Go through the entries below and pick out every line with "JSON".

→ **RECORDS FOR THE EXERCISE**:
## BEGIN

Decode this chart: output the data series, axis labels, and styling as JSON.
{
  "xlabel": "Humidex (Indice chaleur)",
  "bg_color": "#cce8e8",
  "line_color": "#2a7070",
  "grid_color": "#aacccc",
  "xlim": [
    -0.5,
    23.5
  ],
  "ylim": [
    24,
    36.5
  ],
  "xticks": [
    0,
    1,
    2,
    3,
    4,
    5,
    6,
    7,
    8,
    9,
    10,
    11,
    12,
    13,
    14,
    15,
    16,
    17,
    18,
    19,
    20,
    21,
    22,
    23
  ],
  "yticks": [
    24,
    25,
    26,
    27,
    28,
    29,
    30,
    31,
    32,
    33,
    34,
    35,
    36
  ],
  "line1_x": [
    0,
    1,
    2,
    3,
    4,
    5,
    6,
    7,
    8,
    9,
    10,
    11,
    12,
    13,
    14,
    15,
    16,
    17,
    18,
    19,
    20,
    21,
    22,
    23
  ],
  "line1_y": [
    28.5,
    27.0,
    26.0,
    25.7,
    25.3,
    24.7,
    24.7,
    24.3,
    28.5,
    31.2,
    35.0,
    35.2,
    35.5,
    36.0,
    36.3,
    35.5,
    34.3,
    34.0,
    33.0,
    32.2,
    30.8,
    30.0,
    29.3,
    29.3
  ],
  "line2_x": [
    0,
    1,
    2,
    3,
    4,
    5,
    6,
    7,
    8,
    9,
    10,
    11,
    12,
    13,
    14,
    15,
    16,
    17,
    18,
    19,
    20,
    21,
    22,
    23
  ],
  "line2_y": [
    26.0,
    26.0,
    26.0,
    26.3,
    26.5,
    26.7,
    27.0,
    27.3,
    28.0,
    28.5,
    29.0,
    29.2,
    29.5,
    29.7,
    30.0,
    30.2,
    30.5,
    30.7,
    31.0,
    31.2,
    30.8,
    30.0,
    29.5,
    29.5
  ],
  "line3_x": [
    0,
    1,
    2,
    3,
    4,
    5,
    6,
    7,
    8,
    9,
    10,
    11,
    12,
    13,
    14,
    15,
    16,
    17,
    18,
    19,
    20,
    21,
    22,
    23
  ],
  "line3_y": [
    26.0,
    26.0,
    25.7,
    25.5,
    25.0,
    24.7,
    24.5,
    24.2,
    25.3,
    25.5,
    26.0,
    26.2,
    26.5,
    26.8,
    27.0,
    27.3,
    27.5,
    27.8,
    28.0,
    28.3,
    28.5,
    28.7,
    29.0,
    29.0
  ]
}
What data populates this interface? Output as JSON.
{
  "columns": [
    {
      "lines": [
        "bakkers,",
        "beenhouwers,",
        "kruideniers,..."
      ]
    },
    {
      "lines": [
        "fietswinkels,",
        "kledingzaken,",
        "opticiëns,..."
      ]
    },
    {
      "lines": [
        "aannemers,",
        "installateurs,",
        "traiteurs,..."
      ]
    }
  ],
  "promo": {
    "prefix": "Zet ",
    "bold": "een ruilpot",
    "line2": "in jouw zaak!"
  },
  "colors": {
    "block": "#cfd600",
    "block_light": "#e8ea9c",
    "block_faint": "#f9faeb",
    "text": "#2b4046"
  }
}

## END

→ **SOLVED PROBLEM**:
Decode this chart: output the data series, axis labels, and styling as JSON.
What data populates this interface? Output as JSON.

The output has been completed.